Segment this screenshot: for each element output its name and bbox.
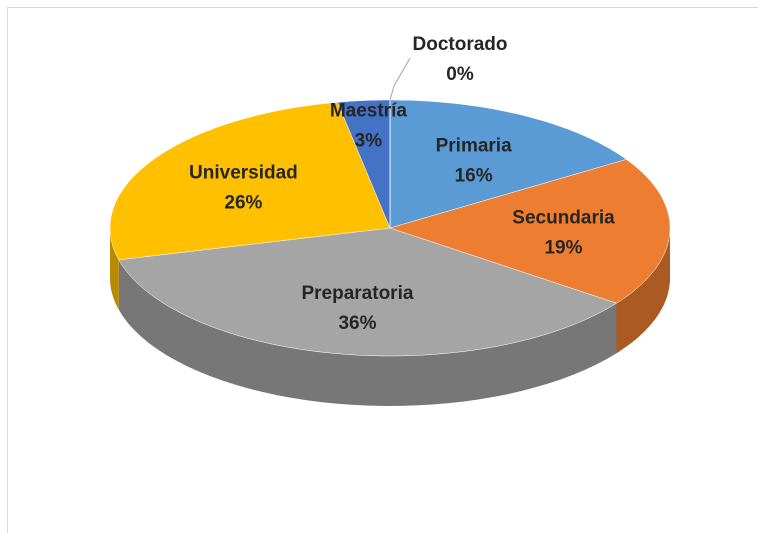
category-label: Doctorado (413, 34, 508, 55)
value-label: 0% (446, 64, 474, 85)
pie-slice (389, 99, 627, 229)
value-label: 36% (338, 313, 376, 334)
pie-slice (109, 102, 391, 261)
pie-slice (337, 99, 391, 229)
category-label: Maestría (330, 101, 408, 122)
category-label: Universidad (189, 162, 298, 183)
category-label: Secundaria (512, 208, 615, 229)
pie-side (118, 259, 617, 406)
pie-side (616, 228, 670, 354)
pie-slice (389, 159, 671, 304)
data-labels: Primaria 16% Secundaria 19% Preparatoria 36% U… (189, 34, 615, 334)
category-label: Primaria (436, 135, 512, 156)
value-label: 19% (544, 238, 582, 259)
category-label: Preparatoria (301, 283, 413, 304)
pie-slice (118, 227, 618, 357)
value-label: 16% (455, 165, 493, 186)
pie-tops (109, 99, 671, 357)
value-label: 26% (224, 192, 262, 213)
leader-line (389, 57, 411, 101)
pie-sides (110, 228, 670, 406)
pie-side (110, 228, 119, 310)
value-label: 3% (355, 131, 383, 152)
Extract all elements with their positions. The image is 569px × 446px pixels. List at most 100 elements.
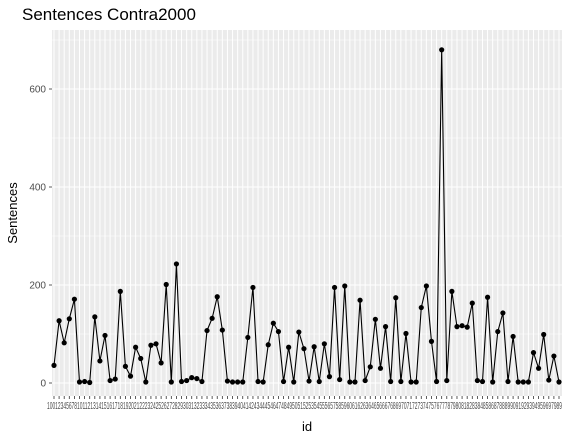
data-point — [382, 324, 389, 330]
plot-panel — [52, 30, 562, 396]
data-point — [138, 355, 144, 362]
data-point — [398, 378, 404, 385]
data-point — [178, 378, 185, 385]
data-point — [479, 378, 486, 385]
data-point — [541, 331, 547, 338]
data-point — [331, 284, 338, 291]
data-point — [240, 379, 246, 385]
data-point — [326, 374, 333, 380]
data-point — [71, 296, 78, 302]
data-point — [474, 377, 480, 384]
data-point — [546, 377, 552, 383]
data-point — [413, 379, 419, 385]
data-point — [56, 318, 62, 324]
data-point — [148, 342, 154, 348]
data-point — [275, 328, 282, 335]
data-point — [107, 377, 113, 384]
data-point — [143, 379, 149, 385]
y-tick-label: 0 — [40, 379, 46, 390]
y-tick-label: 400 — [29, 183, 46, 194]
data-point — [515, 379, 521, 385]
data-point — [388, 378, 394, 385]
data-point — [352, 379, 358, 385]
data-point — [209, 315, 215, 321]
data-point — [316, 378, 322, 385]
data-point — [469, 300, 475, 306]
data-point — [500, 310, 506, 316]
data-point — [311, 344, 317, 350]
data-point — [551, 353, 557, 359]
data-point — [66, 316, 72, 322]
series-line — [53, 49, 560, 384]
data-point — [219, 327, 225, 333]
data-point — [260, 379, 266, 385]
data-point — [510, 333, 516, 340]
data-point — [214, 294, 220, 300]
data-point — [403, 330, 409, 337]
data-point — [189, 375, 195, 381]
data-point — [122, 363, 129, 369]
data-point — [245, 334, 251, 341]
data-point — [199, 378, 205, 385]
data-point — [449, 288, 455, 294]
y-tick-label: 200 — [29, 281, 46, 292]
data-point — [102, 332, 108, 339]
data-point — [92, 314, 98, 320]
y-axis: 0 200 400 600 — [29, 85, 52, 390]
data-point — [490, 379, 496, 385]
data-point — [418, 304, 424, 311]
data-point — [459, 323, 465, 329]
data-point — [301, 346, 307, 352]
data-point — [505, 378, 511, 385]
data-point — [484, 294, 491, 300]
data-point — [296, 329, 302, 335]
data-point — [194, 375, 200, 382]
data-point — [184, 377, 190, 384]
data-point — [163, 281, 169, 288]
data-point — [535, 365, 542, 371]
data-point — [61, 340, 67, 346]
data-point — [117, 288, 123, 294]
data-point — [270, 320, 276, 326]
data-point — [428, 338, 435, 344]
data-point — [229, 379, 236, 385]
data-point — [255, 378, 261, 385]
data-point — [433, 378, 440, 385]
x-axis: 1001234567810112131415161718192021222324… — [47, 396, 562, 412]
data-point — [367, 364, 373, 370]
data-point — [158, 360, 164, 366]
data-point — [250, 284, 256, 291]
data-point — [444, 377, 450, 384]
data-point — [357, 297, 363, 303]
data-point — [97, 358, 103, 364]
data-point — [87, 379, 93, 386]
data-point — [520, 379, 526, 385]
data-point — [464, 324, 470, 330]
data-point — [235, 379, 241, 385]
data-point — [347, 379, 353, 385]
data-point — [372, 316, 378, 322]
data-point — [291, 379, 297, 385]
data-point — [280, 378, 287, 385]
data-point — [362, 377, 368, 384]
data-point — [286, 344, 292, 350]
data-point — [306, 378, 312, 384]
data-point — [321, 341, 327, 347]
data-point — [423, 283, 429, 289]
data-point — [439, 47, 445, 53]
data-point — [408, 379, 414, 385]
data-point — [82, 378, 88, 385]
data-point — [153, 341, 159, 347]
series-points — [51, 47, 562, 386]
y-axis-label: Sentences — [5, 182, 20, 244]
y-tick-label: 600 — [29, 85, 46, 96]
data-point — [168, 379, 174, 385]
data-point — [204, 327, 210, 334]
data-point — [224, 378, 231, 384]
data-point — [530, 350, 537, 356]
x-tick-labels: 1001234567810112131415161718192021222324… — [47, 401, 562, 412]
data-point — [525, 379, 531, 385]
data-point — [393, 295, 399, 301]
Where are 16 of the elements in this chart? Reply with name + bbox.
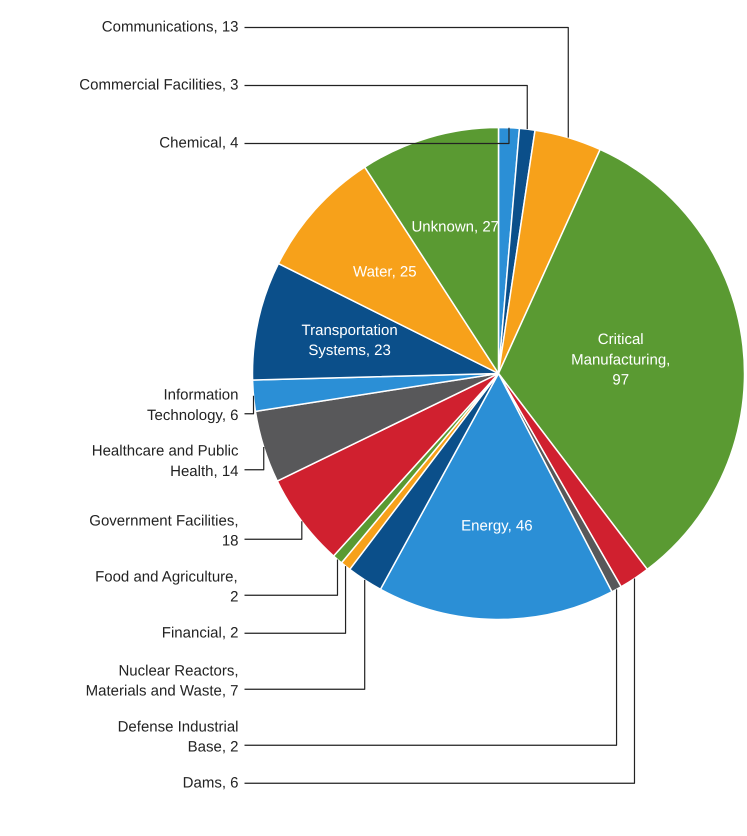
slice-label: Unknown, 27	[411, 218, 500, 236]
slice-label: Food and Agriculture, 2	[95, 568, 238, 606]
slice-label: Chemical, 4	[159, 134, 239, 152]
slice-label: Communications, 13	[102, 18, 239, 36]
slice-label: Commercial Facilities, 3	[79, 76, 239, 94]
slice-label: Dams, 6	[182, 774, 239, 792]
slice-label: Energy, 46	[461, 518, 533, 535]
slice-label: Defense Industrial Base, 2	[118, 718, 239, 756]
slice-label: Government Facilities, 18	[89, 512, 239, 550]
slice-label: Critical Manufacturing, 97	[571, 330, 670, 389]
slice-label: Healthcare and Public Health, 14	[92, 442, 239, 480]
slice-label: Financial, 2	[162, 624, 239, 642]
slice-label: Information Technology, 6	[147, 386, 239, 424]
slice-label: Transportation Systems, 23	[302, 322, 398, 360]
slice-label: Nuclear Reactors, Materials and Waste, 7	[86, 662, 239, 700]
slice-label: Water, 25	[352, 263, 417, 280]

• **TASK DIRECTIONS**: Repeat all of the items above word for word, leaving out the pictures.

• **WRITTEN SOLUTION**:
Segment this screenshot: for each element output its name and bbox.
category-label: Doctorado (413, 34, 508, 55)
value-label: 0% (446, 64, 474, 85)
pie-slice (389, 99, 627, 229)
value-label: 36% (338, 313, 376, 334)
pie-slice (109, 102, 391, 261)
pie-slice (337, 99, 391, 229)
category-label: Maestría (330, 101, 408, 122)
category-label: Universidad (189, 162, 298, 183)
category-label: Secundaria (512, 208, 615, 229)
pie-side (118, 259, 617, 406)
pie-side (616, 228, 670, 354)
pie-slice (389, 159, 671, 304)
data-labels: Primaria 16% Secundaria 19% Preparatoria 36% U… (189, 34, 615, 334)
category-label: Primaria (436, 135, 512, 156)
value-label: 19% (544, 238, 582, 259)
category-label: Preparatoria (301, 283, 413, 304)
pie-slice (118, 227, 618, 357)
value-label: 16% (455, 165, 493, 186)
pie-tops (109, 99, 671, 357)
value-label: 26% (224, 192, 262, 213)
leader-line (389, 57, 411, 101)
pie-sides (110, 228, 670, 406)
pie-side (110, 228, 119, 310)
value-label: 3% (355, 131, 383, 152)
Extract all elements with their positions. The image is 569px × 446px pixels. List at most 100 elements.
data-point — [382, 324, 389, 330]
plot-panel — [52, 30, 562, 396]
data-point — [138, 355, 144, 362]
data-point — [398, 378, 404, 385]
data-point — [178, 378, 185, 385]
data-point — [479, 378, 486, 385]
data-point — [541, 331, 547, 338]
data-point — [331, 284, 338, 291]
data-point — [240, 379, 246, 385]
data-point — [326, 374, 333, 380]
data-point — [71, 296, 78, 302]
data-point — [474, 377, 480, 384]
data-point — [546, 377, 552, 383]
data-point — [413, 379, 419, 385]
data-point — [56, 318, 62, 324]
data-point — [148, 342, 154, 348]
data-point — [275, 328, 282, 335]
data-point — [107, 377, 113, 384]
data-point — [143, 379, 149, 385]
y-tick-label: 0 — [40, 379, 46, 390]
y-tick-label: 400 — [29, 183, 46, 194]
data-point — [515, 379, 521, 385]
data-point — [388, 378, 394, 385]
data-point — [352, 379, 358, 385]
data-point — [209, 315, 215, 321]
data-point — [316, 378, 322, 385]
data-point — [469, 300, 475, 306]
data-point — [500, 310, 506, 316]
data-point — [311, 344, 317, 350]
data-point — [551, 353, 557, 359]
data-point — [66, 316, 72, 322]
series-line — [53, 49, 560, 384]
data-point — [219, 327, 225, 333]
data-point — [260, 379, 266, 385]
data-point — [510, 333, 516, 340]
data-point — [214, 294, 220, 300]
data-point — [403, 330, 409, 337]
data-point — [189, 375, 195, 381]
data-point — [122, 363, 129, 369]
data-point — [245, 334, 251, 341]
data-point — [199, 378, 205, 385]
data-point — [449, 288, 455, 294]
y-tick-label: 200 — [29, 281, 46, 292]
data-point — [102, 332, 108, 339]
data-point — [92, 314, 98, 320]
y-axis: 0 200 400 600 — [29, 85, 52, 390]
data-point — [490, 379, 496, 385]
data-point — [418, 304, 424, 311]
data-point — [459, 323, 465, 329]
data-point — [301, 346, 307, 352]
data-point — [505, 378, 511, 385]
data-point — [484, 294, 491, 300]
data-point — [296, 329, 302, 335]
data-point — [194, 375, 200, 382]
data-point — [184, 377, 190, 384]
data-point — [163, 281, 169, 288]
data-point — [535, 365, 542, 371]
data-point — [61, 340, 67, 346]
data-point — [117, 288, 123, 294]
data-point — [270, 320, 276, 326]
data-point — [428, 338, 435, 344]
data-point — [229, 379, 236, 385]
data-point — [255, 378, 261, 385]
data-point — [433, 378, 440, 385]
x-axis: 1001234567810112131415161718192021222324… — [47, 396, 562, 412]
data-point — [367, 364, 373, 370]
data-point — [158, 360, 164, 366]
data-point — [250, 284, 256, 291]
data-point — [444, 377, 450, 384]
data-point — [357, 297, 363, 303]
data-point — [97, 358, 103, 364]
data-point — [87, 379, 93, 386]
data-point — [520, 379, 526, 385]
data-point — [464, 324, 470, 330]
data-point — [235, 379, 241, 385]
data-point — [347, 379, 353, 385]
data-point — [372, 316, 378, 322]
data-point — [291, 379, 297, 385]
data-point — [280, 378, 287, 385]
data-point — [362, 377, 368, 384]
data-point — [286, 344, 292, 350]
data-point — [306, 378, 312, 384]
data-point — [321, 341, 327, 347]
data-point — [423, 283, 429, 289]
data-point — [439, 47, 445, 53]
data-point — [408, 379, 414, 385]
data-point — [82, 378, 88, 385]
data-point — [153, 341, 159, 347]
series-points — [51, 47, 562, 386]
y-axis-label: Sentences — [5, 182, 20, 244]
y-tick-label: 600 — [29, 85, 46, 96]
data-point — [168, 379, 174, 385]
data-point — [204, 327, 210, 334]
data-point — [224, 378, 231, 384]
data-point — [530, 350, 537, 356]
x-tick-labels: 1001234567810112131415161718192021222324… — [47, 401, 562, 412]
data-point — [525, 379, 531, 385]
data-point — [393, 295, 399, 301]
Where are 16 of the elements in this chart? Reply with name + bbox.
slice-label: Unknown, 27	[411, 218, 500, 236]
slice-label: Food and Agriculture, 2	[95, 568, 238, 606]
slice-label: Chemical, 4	[159, 134, 239, 152]
slice-label: Communications, 13	[102, 18, 239, 36]
slice-label: Commercial Facilities, 3	[79, 76, 239, 94]
slice-label: Dams, 6	[182, 774, 239, 792]
slice-label: Energy, 46	[461, 518, 533, 535]
slice-label: Defense Industrial Base, 2	[118, 718, 239, 756]
slice-label: Government Facilities, 18	[89, 512, 239, 550]
slice-label: Critical Manufacturing, 97	[571, 330, 670, 389]
slice-label: Healthcare and Public Health, 14	[92, 442, 239, 480]
slice-label: Financial, 2	[162, 624, 239, 642]
slice-label: Information Technology, 6	[147, 386, 239, 424]
slice-label: Transportation Systems, 23	[302, 322, 398, 360]
slice-label: Nuclear Reactors, Materials and Waste, 7	[86, 662, 239, 700]
slice-label: Water, 25	[352, 263, 417, 280]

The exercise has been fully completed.